- [SOURCE DATA]
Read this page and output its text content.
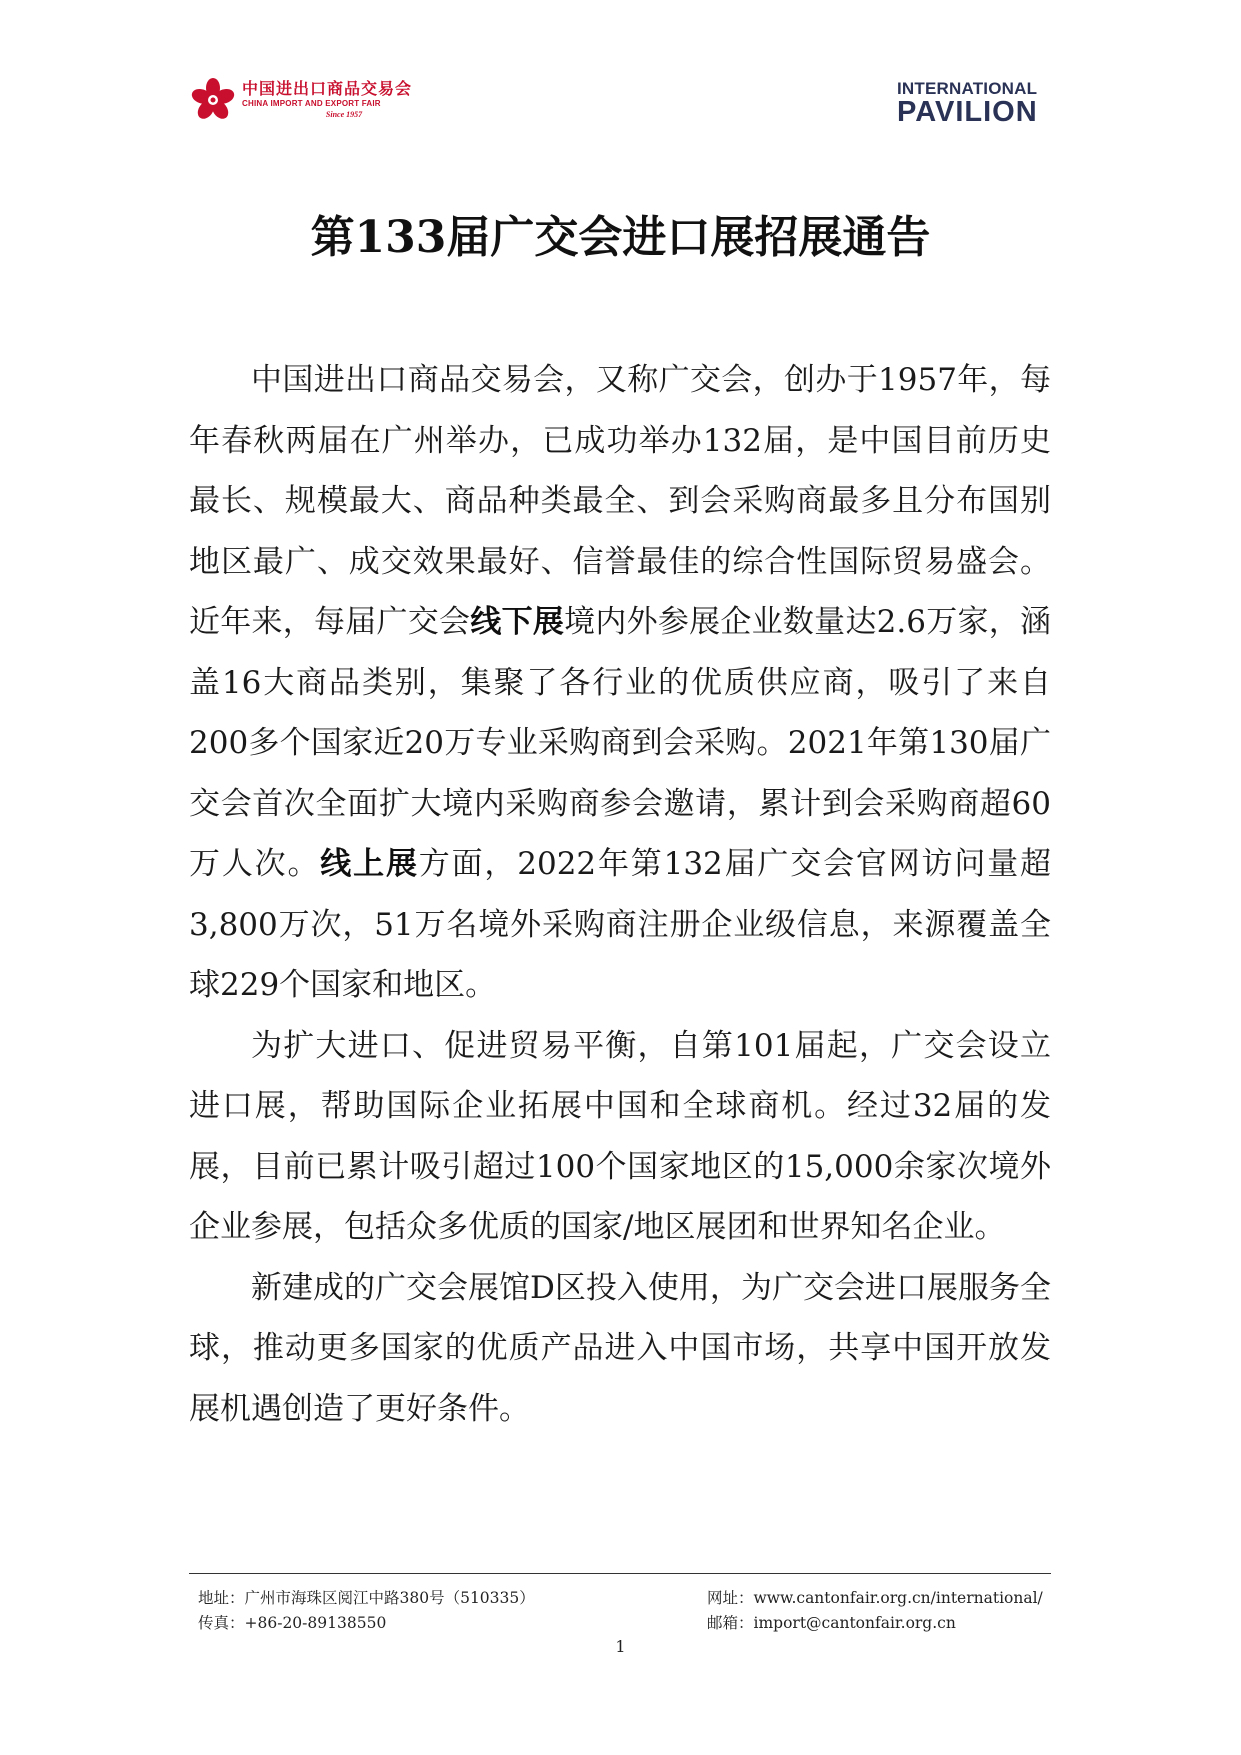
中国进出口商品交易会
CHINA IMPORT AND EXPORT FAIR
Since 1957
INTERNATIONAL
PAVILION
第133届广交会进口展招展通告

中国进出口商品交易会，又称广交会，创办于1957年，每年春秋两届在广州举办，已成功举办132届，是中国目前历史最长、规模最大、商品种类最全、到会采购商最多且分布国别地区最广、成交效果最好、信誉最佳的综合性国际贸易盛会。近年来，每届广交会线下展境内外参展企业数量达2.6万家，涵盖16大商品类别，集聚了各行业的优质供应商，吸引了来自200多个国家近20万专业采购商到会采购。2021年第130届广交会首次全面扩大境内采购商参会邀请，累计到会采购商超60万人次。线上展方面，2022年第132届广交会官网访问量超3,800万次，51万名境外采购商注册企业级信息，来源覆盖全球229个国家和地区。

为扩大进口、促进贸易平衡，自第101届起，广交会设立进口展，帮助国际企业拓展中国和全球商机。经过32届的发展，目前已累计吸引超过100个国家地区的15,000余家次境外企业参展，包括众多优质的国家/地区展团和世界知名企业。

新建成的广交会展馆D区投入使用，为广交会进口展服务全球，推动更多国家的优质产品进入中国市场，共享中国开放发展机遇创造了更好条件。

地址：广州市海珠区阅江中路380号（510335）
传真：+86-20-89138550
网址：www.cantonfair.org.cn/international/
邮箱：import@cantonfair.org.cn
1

---

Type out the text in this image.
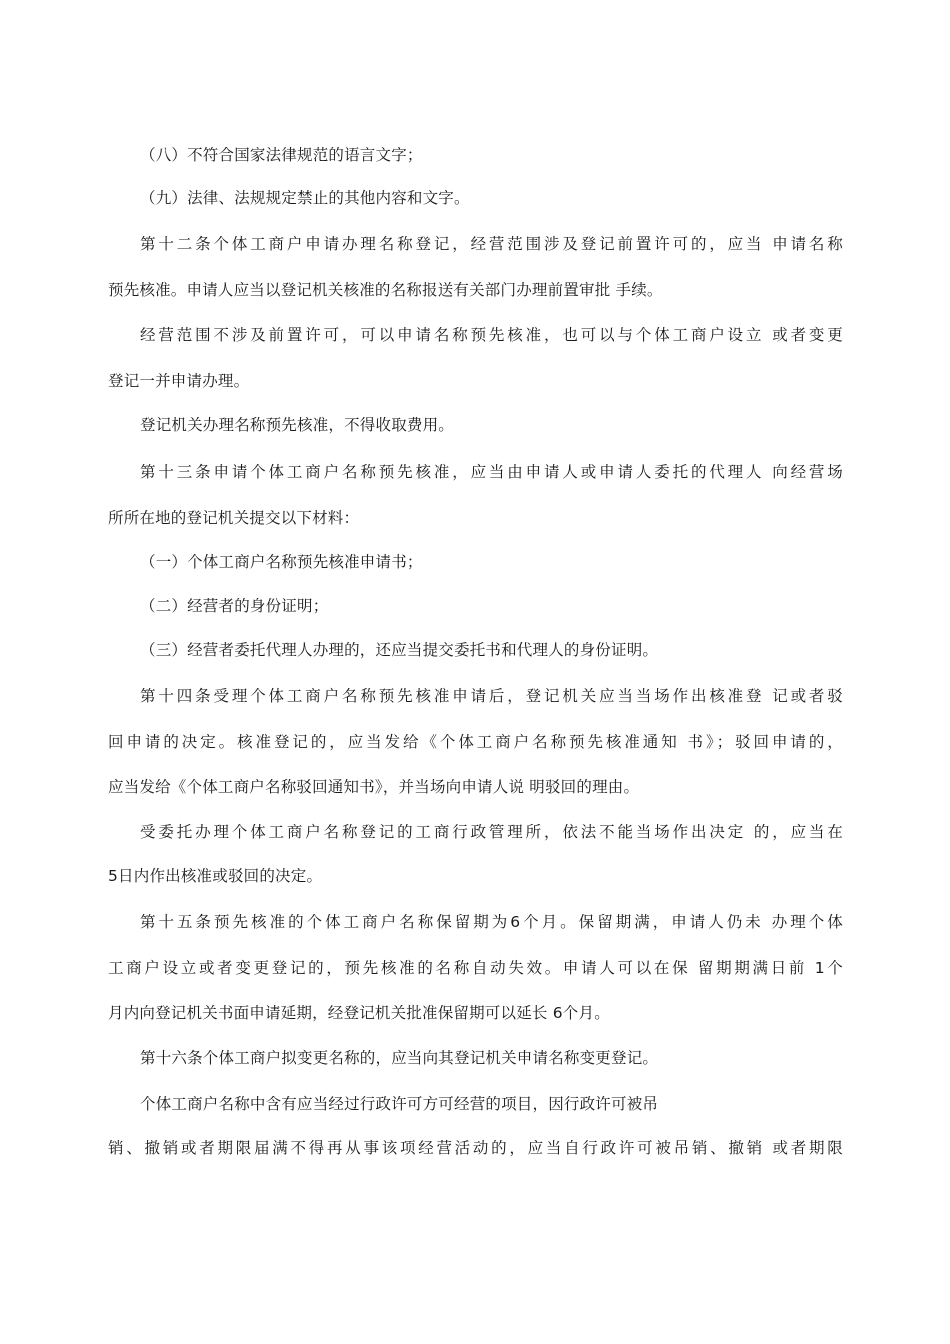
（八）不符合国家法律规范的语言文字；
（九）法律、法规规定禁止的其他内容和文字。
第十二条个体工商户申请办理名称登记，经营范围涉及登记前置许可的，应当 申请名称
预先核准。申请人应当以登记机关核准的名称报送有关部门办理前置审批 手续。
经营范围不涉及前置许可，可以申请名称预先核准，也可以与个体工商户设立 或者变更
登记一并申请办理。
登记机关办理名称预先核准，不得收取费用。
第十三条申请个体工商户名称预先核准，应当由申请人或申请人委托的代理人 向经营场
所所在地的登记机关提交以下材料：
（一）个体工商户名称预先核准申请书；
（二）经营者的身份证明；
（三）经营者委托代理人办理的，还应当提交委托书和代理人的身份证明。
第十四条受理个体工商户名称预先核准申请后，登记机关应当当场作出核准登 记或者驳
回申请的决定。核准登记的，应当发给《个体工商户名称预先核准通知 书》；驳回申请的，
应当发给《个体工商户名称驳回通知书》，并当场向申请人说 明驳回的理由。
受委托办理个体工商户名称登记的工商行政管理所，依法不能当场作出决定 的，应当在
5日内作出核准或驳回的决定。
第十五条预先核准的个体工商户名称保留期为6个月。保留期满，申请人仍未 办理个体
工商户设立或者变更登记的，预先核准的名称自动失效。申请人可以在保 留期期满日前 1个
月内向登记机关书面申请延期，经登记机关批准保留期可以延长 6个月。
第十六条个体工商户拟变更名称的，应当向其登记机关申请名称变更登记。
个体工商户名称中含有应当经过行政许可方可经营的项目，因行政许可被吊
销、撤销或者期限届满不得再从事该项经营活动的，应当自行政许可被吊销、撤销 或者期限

- [WRITTEN EXERCISE] Identify each line containing the string "this" and copy it out.

- [TASK ANSWER]
Read this page and output its text content.
Type out the text in this image.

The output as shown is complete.